Given task. Copy each line with the word "فلوسایتومتری" in it.
**** Input material
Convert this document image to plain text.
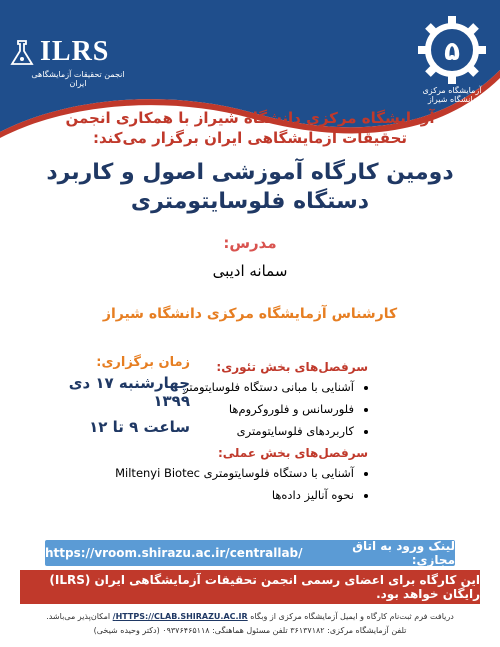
ILRS
انجمن تحقیقات آزمایشگاهی ایران
۵
آزمایشگاه مرکزی دانشگاه شیراز
آزمایشگاه مرکزی دانشگاه شیراز با همکاری انجمن
تحقیقات آزمایشگاهی ایران برگزار می‌کند:
دومین کارگاه آموزشی اصول و کاربرد
دستگاه فلوسایتومتری
مدرس:
سمانه ادیبی
کارشناس آزمایشگاه مرکزی دانشگاه شیراز
زمان برگزاری:
چهارشنبه ۱۷ دی ۱۳۹۹
ساعت ۹ تا ۱۲
سرفصل‌های بخش تئوری:
• آشنایی با مبانی دستگاه فلوسایتومتر
• فلورسانس و فلوروکروم‌ها
• کاربردهای فلوسایتومتری
سرفصل‌های بخش عملی:
• آشنایی با دستگاه فلوسایتومتری Miltenyi Biotec
• نحوه آنالیز داده‌ها
لینک ورود به اتاق مجازی:
https://vroom.shirazu.ac.ir/centrallab/
این کارگاه برای اعضای رسمی انجمن تحقیقات آزمایشگاهی ایران (ILRS) رایگان خواهد بود.
دریافت فرم ثبت‌نام کارگاه و ایمیل آزمایشگاه مرکزی از وبگاه HTTPS://CLAB.SHIRAZU.AC.IR/ امکان‌پذیر می‌باشد.
تلفن آزمایشگاه مرکزی: ۳۶۱۳۷۱۸۲ تلفن مسئول هماهنگی: ۰۹۳۷۶۴۶۵۱۱۸ (دکتر وحیده شیخی)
********
Task result.
دستگاه فلوسایتومتری
• کاربردهای فلوسایتومتری
• آشنایی با دستگاه فلوسایتومتری Miltenyi Biotec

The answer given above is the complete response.